For the material that follows, list every line containing the word "JSON".

Items from a data source
------------------------

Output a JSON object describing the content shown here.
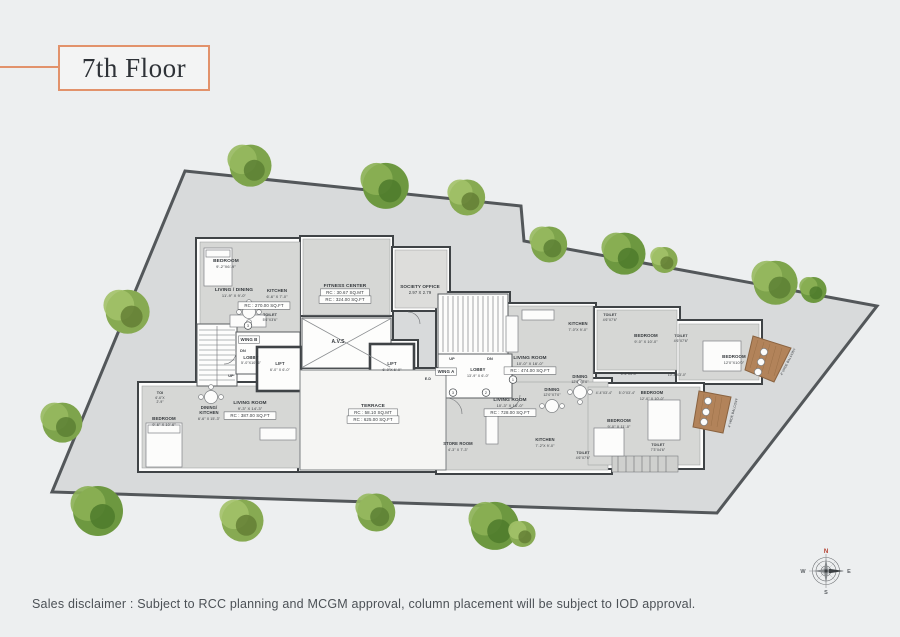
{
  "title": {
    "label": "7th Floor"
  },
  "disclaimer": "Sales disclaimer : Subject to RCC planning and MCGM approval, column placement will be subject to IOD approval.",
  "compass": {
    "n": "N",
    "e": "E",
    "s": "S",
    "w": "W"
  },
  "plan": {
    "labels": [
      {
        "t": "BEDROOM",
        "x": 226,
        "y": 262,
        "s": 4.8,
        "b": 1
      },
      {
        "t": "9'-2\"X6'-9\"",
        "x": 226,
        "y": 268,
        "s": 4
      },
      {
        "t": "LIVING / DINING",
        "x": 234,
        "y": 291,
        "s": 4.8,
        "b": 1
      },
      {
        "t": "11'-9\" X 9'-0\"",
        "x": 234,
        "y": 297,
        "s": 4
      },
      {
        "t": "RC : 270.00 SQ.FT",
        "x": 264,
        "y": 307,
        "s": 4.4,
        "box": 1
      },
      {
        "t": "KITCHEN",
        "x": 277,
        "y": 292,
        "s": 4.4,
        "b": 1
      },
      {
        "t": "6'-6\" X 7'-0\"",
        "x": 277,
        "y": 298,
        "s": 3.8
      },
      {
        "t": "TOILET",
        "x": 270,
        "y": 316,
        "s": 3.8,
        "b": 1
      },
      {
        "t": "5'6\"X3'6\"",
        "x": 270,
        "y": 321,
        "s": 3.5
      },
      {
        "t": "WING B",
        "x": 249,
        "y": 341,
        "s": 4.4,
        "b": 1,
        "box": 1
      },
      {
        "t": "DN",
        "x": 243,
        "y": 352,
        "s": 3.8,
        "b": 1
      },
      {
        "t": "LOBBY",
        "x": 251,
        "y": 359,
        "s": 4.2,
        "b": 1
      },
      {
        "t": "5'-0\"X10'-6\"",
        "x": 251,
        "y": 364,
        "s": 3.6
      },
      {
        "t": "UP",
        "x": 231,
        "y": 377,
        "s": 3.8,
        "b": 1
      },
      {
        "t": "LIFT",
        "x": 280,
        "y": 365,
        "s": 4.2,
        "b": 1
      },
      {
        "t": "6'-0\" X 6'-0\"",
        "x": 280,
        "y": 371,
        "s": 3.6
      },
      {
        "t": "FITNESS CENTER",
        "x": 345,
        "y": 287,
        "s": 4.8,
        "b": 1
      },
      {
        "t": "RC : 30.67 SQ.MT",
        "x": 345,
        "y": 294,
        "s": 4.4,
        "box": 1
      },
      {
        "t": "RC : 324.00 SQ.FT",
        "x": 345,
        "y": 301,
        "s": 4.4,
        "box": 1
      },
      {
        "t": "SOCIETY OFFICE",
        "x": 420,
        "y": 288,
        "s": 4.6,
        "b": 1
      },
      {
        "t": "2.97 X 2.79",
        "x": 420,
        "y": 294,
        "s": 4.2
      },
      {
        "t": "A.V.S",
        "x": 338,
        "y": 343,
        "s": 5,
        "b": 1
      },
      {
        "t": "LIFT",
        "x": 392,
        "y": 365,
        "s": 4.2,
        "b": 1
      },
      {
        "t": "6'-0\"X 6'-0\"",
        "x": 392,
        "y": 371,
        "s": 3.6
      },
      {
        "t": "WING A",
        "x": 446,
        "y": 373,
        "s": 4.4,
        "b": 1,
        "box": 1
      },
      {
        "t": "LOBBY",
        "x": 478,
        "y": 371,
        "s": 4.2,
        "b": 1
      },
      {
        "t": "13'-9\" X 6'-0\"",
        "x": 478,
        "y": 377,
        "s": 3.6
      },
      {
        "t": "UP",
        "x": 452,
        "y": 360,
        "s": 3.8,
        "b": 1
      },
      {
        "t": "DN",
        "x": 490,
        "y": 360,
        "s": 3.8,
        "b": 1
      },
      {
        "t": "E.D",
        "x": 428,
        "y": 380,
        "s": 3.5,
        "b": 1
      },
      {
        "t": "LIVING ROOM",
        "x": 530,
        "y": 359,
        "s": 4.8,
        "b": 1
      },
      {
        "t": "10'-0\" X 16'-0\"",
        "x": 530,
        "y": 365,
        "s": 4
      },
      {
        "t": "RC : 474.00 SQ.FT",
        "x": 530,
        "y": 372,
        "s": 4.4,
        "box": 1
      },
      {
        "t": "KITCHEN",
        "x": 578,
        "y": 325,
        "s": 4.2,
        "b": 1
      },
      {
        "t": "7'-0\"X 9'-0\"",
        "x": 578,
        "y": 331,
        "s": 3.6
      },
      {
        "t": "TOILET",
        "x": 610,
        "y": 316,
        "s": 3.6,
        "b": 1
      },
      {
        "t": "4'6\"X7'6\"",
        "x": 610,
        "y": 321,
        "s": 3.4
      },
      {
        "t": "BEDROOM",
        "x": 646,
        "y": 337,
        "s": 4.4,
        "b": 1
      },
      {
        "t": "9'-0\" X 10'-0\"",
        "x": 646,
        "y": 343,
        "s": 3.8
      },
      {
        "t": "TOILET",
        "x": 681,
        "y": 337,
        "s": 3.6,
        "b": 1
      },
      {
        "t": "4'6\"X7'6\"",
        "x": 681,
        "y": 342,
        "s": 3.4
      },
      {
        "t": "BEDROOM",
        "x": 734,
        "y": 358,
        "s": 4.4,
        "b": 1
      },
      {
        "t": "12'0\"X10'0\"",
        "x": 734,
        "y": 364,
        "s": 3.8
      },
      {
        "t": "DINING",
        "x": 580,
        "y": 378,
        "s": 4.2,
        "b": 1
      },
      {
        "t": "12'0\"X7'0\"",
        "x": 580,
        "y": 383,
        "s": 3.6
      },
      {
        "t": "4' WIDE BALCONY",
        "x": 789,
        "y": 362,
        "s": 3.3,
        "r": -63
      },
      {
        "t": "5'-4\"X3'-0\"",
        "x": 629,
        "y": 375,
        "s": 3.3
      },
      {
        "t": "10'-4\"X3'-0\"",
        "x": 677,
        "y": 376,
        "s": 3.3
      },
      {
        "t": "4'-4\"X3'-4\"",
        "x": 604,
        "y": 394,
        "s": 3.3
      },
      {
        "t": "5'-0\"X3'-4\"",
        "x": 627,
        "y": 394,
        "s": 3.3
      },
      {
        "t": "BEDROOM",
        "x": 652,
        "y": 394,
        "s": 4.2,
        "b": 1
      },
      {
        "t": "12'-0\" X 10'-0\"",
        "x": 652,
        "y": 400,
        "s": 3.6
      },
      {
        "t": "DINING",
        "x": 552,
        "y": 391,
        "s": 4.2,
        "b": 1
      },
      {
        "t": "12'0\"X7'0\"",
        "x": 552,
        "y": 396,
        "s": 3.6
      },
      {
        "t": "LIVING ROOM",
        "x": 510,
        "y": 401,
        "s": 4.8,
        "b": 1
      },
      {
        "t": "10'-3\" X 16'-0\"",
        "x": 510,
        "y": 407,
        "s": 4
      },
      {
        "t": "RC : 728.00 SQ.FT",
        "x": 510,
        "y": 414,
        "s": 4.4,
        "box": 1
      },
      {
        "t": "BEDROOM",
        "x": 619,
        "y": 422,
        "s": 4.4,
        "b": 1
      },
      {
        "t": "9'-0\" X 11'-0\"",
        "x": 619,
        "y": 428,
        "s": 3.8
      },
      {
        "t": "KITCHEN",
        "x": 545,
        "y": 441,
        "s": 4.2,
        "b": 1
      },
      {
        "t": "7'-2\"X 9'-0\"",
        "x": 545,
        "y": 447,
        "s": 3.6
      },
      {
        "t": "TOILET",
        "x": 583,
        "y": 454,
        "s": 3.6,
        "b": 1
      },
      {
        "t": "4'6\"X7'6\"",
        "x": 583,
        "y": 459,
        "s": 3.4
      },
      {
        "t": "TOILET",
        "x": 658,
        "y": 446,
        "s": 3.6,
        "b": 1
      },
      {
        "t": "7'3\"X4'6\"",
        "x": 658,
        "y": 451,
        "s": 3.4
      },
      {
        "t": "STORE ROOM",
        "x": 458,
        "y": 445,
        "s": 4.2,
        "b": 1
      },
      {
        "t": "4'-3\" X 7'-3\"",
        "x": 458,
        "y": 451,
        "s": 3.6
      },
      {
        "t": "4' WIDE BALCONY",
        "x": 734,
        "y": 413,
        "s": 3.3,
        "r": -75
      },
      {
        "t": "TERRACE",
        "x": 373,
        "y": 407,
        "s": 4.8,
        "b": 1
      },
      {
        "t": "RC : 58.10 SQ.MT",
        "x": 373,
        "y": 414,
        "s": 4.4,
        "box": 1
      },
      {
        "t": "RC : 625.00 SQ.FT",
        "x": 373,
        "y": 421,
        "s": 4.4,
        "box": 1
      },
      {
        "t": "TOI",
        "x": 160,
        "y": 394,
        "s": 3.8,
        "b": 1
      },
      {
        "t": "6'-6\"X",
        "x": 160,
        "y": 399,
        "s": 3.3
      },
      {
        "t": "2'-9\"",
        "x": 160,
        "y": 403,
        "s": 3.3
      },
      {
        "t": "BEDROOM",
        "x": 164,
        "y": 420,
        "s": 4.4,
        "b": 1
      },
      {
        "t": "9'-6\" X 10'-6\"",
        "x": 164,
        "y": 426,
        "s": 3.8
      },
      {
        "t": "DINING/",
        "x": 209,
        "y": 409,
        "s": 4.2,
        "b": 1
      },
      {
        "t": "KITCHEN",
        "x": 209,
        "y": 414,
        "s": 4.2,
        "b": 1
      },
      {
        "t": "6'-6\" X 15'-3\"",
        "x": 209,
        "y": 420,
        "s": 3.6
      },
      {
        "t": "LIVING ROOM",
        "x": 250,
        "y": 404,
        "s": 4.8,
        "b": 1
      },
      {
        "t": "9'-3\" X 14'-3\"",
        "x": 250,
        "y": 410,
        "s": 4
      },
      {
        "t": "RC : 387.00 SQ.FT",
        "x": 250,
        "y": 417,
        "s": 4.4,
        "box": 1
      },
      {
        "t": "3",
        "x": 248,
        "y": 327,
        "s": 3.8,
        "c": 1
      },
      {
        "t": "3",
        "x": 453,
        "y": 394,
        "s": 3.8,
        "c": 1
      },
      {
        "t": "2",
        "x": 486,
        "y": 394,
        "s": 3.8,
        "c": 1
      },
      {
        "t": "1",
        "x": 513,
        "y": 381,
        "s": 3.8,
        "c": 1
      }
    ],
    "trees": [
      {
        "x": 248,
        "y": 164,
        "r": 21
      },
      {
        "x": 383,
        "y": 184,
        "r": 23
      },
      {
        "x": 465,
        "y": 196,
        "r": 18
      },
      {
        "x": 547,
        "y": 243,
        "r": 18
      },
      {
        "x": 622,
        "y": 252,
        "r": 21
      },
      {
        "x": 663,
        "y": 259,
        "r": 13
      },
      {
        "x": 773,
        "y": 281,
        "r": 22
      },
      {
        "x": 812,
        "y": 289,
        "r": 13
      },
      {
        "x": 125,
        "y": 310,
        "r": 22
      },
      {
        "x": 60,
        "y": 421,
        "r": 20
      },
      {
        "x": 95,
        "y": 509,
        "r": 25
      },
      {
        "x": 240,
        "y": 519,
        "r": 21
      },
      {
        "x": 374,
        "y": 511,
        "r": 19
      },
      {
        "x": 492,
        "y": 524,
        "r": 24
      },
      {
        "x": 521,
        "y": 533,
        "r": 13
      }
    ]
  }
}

------------------------

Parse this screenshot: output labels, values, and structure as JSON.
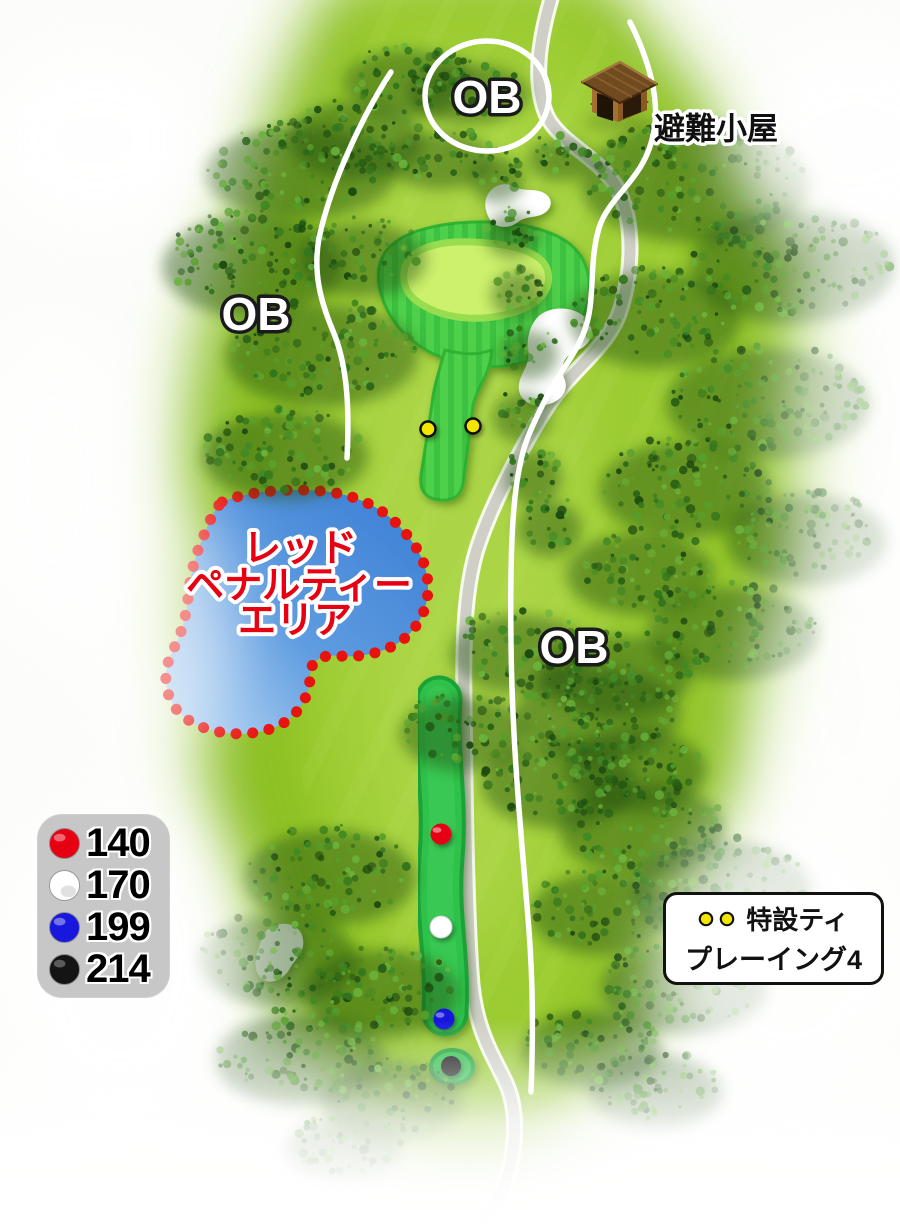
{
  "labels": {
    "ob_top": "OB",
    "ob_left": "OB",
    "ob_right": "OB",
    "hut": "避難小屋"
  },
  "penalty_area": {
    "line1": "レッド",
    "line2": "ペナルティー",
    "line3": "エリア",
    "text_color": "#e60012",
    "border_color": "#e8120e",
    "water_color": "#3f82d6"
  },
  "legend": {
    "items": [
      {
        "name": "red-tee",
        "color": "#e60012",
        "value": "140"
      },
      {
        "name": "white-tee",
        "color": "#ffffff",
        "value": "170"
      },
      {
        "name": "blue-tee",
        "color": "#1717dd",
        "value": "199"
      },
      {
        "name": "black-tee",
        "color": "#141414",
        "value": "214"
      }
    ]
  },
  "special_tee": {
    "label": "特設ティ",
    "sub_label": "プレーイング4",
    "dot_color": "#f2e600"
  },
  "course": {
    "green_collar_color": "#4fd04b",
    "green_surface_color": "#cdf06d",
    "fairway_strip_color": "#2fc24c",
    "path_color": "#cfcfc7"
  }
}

------------------------

## Output of the exercise
Output a JSON object describing the content shown here.
Parse this screenshot: output labels, values, and structure as JSON.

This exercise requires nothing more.